SUPPLIED ENTRIES -
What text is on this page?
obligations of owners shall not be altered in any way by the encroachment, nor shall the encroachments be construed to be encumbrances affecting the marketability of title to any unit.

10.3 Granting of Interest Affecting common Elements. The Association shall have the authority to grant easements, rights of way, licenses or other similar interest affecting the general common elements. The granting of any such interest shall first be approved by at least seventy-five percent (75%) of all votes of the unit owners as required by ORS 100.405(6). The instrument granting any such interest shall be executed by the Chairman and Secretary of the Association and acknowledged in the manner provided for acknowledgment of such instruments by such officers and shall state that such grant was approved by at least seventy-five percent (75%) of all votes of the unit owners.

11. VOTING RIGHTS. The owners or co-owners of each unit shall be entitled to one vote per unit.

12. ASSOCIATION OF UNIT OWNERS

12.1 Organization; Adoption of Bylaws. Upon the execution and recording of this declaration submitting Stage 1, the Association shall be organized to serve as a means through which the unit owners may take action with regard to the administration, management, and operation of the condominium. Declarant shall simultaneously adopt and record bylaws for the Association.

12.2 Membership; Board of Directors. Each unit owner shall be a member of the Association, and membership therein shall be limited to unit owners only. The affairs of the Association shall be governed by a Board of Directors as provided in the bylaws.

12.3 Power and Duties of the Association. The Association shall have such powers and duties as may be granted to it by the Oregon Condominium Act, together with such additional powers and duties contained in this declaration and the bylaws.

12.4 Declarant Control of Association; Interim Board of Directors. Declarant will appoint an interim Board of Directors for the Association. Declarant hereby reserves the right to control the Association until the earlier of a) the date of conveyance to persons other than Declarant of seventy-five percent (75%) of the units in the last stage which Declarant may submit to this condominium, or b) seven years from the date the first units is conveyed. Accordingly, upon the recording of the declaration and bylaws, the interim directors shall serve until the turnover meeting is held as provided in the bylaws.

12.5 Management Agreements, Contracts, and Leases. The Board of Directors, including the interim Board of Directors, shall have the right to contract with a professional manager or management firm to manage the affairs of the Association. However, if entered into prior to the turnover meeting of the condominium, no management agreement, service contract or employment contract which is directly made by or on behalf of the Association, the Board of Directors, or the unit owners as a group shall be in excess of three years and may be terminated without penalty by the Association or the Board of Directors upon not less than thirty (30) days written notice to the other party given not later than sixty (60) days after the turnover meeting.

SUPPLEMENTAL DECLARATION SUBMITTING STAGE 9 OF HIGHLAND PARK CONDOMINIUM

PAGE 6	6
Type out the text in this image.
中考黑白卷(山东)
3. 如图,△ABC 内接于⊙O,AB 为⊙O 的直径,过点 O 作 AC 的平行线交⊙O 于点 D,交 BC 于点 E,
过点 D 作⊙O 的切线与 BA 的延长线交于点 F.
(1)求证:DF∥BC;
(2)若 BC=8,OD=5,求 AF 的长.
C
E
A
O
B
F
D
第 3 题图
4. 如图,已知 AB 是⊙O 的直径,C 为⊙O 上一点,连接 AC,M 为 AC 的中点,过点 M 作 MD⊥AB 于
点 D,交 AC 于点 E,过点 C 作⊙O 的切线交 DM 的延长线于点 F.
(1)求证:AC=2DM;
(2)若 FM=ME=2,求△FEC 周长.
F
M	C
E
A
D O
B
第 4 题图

INSTRUCTION -
From the records above, extract every entry verbatim.

FINISHED TASK -
What text is on this page?
obligations of owners shall not be altered in any way by the encroachment, nor shall the encroachments be construed to be encumbrances affecting the marketability of title to any unit.

10.3 Granting of Interest Affecting common Elements. The Association shall have the authority to grant easements, rights of way, licenses or other similar interest affecting the general common elements. The granting of any such interest shall first be approved by at least seventy-five percent (75%) of all votes of the unit owners as required by ORS 100.405(6). The instrument granting any such interest shall be executed by the Chairman and Secretary of the Association and acknowledged in the manner provided for acknowledgment of such instruments by such officers and shall state that such grant was approved by at least seventy-five percent (75%) of all votes of the unit owners.

11. VOTING RIGHTS. The owners or co-owners of each unit shall be entitled to one vote per unit.

12. ASSOCIATION OF UNIT OWNERS

12.1 Organization; Adoption of Bylaws. Upon the execution and recording of this declaration submitting Stage 1, the Association shall be organized to serve as a means through which the unit owners may take action with regard to the administration, management, and operation of the condominium. Declarant shall simultaneously adopt and record bylaws for the Association.

12.2 Membership; Board of Directors. Each unit owner shall be a member of the Association, and membership therein shall be limited to unit owners only. The affairs of the Association shall be governed by a Board of Directors as provided in the bylaws.

12.3 Power and Duties of the Association. The Association shall have such powers and duties as may be granted to it by the Oregon Condominium Act, together with such additional powers and duties contained in this declaration and the bylaws.

12.4 Declarant Control of Association; Interim Board of Directors. Declarant will appoint an interim Board of Directors for the Association. Declarant hereby reserves the right to control the Association until the earlier of a) the date of conveyance to persons other than Declarant of seventy-five percent (75%) of the units in the last stage which Declarant may submit to this condominium, or b) seven years from the date the first units is conveyed. Accordingly, upon the recording of the declaration and bylaws, the interim directors shall serve until the turnover meeting is held as provided in the bylaws.

12.5 Management Agreements, Contracts, and Leases. The Board of Directors, including the interim Board of Directors, shall have the right to contract with a professional manager or management firm to manage the affairs of the Association. However, if entered into prior to the turnover meeting of the condominium, no management agreement, service contract or employment contract which is directly made by or on behalf of the Association, the Board of Directors, or the unit owners as a group shall be in excess of three years and may be terminated without penalty by the Association or the Board of Directors upon not less than thirty (30) days written notice to the other party given not later than sixty (60) days after the turnover meeting.

SUPPLEMENTAL DECLARATION SUBMITTING STAGE 9 OF HIGHLAND PARK CONDOMINIUM

PAGE 6	6
Type out the text in this image.
中考黑白卷(山东)
3. 如图,△ABC 内接于⊙O,AB 为⊙O 的直径,过点 O 作 AC 的平行线交⊙O 于点 D,交 BC 于点 E,
过点 D 作⊙O 的切线与 BA 的延长线交于点 F.
(1)求证:DF∥BC;
(2)若 BC=8,OD=5,求 AF 的长.
C
E
A
O
B
F
D
第 3 题图
4. 如图,已知 AB 是⊙O 的直径,C 为⊙O 上一点,连接 AC,M 为 AC 的中点,过点 M 作 MD⊥AB 于
点 D,交 AC 于点 E,过点 C 作⊙O 的切线交 DM 的延长线于点 F.
(1)求证:AC=2DM;
(2)若 FM=ME=2,求△FEC 周长.
F
M	C
E
A
D O
B
第 4 题图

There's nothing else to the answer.